(Extracted records)
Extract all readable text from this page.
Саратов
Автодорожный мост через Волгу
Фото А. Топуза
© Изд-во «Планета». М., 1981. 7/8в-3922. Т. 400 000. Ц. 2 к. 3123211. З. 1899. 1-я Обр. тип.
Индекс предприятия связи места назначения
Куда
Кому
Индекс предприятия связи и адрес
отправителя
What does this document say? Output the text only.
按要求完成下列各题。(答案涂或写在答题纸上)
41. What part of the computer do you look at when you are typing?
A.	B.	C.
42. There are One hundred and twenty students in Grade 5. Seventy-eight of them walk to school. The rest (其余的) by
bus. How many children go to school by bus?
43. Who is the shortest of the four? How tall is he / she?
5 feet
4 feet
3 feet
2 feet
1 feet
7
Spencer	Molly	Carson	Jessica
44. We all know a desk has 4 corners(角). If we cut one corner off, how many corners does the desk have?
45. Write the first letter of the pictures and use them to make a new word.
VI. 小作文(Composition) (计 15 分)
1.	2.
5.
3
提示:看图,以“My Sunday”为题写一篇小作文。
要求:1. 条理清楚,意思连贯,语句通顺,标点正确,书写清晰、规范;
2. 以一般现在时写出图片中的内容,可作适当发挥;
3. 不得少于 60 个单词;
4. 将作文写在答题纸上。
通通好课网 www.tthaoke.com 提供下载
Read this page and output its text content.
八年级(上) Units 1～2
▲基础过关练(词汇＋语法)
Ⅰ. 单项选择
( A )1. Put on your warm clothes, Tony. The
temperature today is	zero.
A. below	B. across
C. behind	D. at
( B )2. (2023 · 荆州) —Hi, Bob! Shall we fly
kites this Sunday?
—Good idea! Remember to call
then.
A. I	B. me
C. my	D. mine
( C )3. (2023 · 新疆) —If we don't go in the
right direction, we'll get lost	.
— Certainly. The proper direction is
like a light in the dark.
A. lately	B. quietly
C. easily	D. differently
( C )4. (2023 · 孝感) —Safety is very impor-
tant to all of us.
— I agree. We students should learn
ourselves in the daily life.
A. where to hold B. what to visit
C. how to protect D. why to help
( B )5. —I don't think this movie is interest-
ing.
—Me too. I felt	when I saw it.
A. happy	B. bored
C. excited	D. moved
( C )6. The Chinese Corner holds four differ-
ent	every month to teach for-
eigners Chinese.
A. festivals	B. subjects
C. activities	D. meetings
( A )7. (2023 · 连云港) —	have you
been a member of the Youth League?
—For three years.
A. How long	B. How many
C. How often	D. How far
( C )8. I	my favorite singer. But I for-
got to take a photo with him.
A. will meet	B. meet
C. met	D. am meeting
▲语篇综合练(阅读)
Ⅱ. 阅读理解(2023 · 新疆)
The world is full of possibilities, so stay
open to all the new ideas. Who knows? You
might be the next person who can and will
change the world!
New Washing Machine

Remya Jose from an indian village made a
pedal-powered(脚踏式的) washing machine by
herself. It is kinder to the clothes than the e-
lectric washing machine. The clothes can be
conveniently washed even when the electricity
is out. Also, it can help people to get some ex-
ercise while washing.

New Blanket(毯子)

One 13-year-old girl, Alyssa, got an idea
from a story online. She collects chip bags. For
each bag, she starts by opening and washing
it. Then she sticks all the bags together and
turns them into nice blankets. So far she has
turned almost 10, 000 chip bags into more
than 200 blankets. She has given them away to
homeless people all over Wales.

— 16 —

**Problem statement**
Hand back the material above in full, exactly as written.

**Solution for this exercise**
Extract all readable text from this page.
Саратов
Автодорожный мост через Волгу
Фото А. Топуза
© Изд-во «Планета». М., 1981. 7/8в-3922. Т. 400 000. Ц. 2 к. 3123211. З. 1899. 1-я Обр. тип.
Индекс предприятия связи места назначения
Куда
Кому
Индекс предприятия связи и адрес
отправителя
What does this document say? Output the text only.
按要求完成下列各题。(答案涂或写在答题纸上)
41. What part of the computer do you look at when you are typing?
A.	B.	C.
42. There are One hundred and twenty students in Grade 5. Seventy-eight of them walk to school. The rest (其余的) by
bus. How many children go to school by bus?
43. Who is the shortest of the four? How tall is he / she?
5 feet
4 feet
3 feet
2 feet
1 feet
7
Spencer	Molly	Carson	Jessica
44. We all know a desk has 4 corners(角). If we cut one corner off, how many corners does the desk have?
45. Write the first letter of the pictures and use them to make a new word.
VI. 小作文(Composition) (计 15 分)
1.	2.
5.
3
提示:看图,以“My Sunday”为题写一篇小作文。
要求:1. 条理清楚,意思连贯,语句通顺,标点正确,书写清晰、规范;
2. 以一般现在时写出图片中的内容,可作适当发挥;
3. 不得少于 60 个单词;
4. 将作文写在答题纸上。
通通好课网 www.tthaoke.com 提供下载
Read this page and output its text content.
八年级(上) Units 1～2
▲基础过关练(词汇＋语法)
Ⅰ. 单项选择
( A )1. Put on your warm clothes, Tony. The
temperature today is	zero.
A. below	B. across
C. behind	D. at
( B )2. (2023 · 荆州) —Hi, Bob! Shall we fly
kites this Sunday?
—Good idea! Remember to call
then.
A. I	B. me
C. my	D. mine
( C )3. (2023 · 新疆) —If we don't go in the
right direction, we'll get lost	.
— Certainly. The proper direction is
like a light in the dark.
A. lately	B. quietly
C. easily	D. differently
( C )4. (2023 · 孝感) —Safety is very impor-
tant to all of us.
— I agree. We students should learn
ourselves in the daily life.
A. where to hold B. what to visit
C. how to protect D. why to help
( B )5. —I don't think this movie is interest-
ing.
—Me too. I felt	when I saw it.
A. happy	B. bored
C. excited	D. moved
( C )6. The Chinese Corner holds four differ-
ent	every month to teach for-
eigners Chinese.
A. festivals	B. subjects
C. activities	D. meetings
( A )7. (2023 · 连云港) —	have you
been a member of the Youth League?
—For three years.
A. How long	B. How many
C. How often	D. How far
( C )8. I	my favorite singer. But I for-
got to take a photo with him.
A. will meet	B. meet
C. met	D. am meeting
▲语篇综合练(阅读)
Ⅱ. 阅读理解(2023 · 新疆)
The world is full of possibilities, so stay
open to all the new ideas. Who knows? You
might be the next person who can and will
change the world!
New Washing Machine

Remya Jose from an indian village made a
pedal-powered(脚踏式的) washing machine by
herself. It is kinder to the clothes than the e-
lectric washing machine. The clothes can be
conveniently washed even when the electricity
is out. Also, it can help people to get some ex-
ercise while washing.

New Blanket(毯子)

One 13-year-old girl, Alyssa, got an idea
from a story online. She collects chip bags. For
each bag, she starts by opening and washing
it. Then she sticks all the bags together and
turns them into nice blankets. So far she has
turned almost 10, 000 chip bags into more
than 200 blankets. She has given them away to
homeless people all over Wales.

— 16 —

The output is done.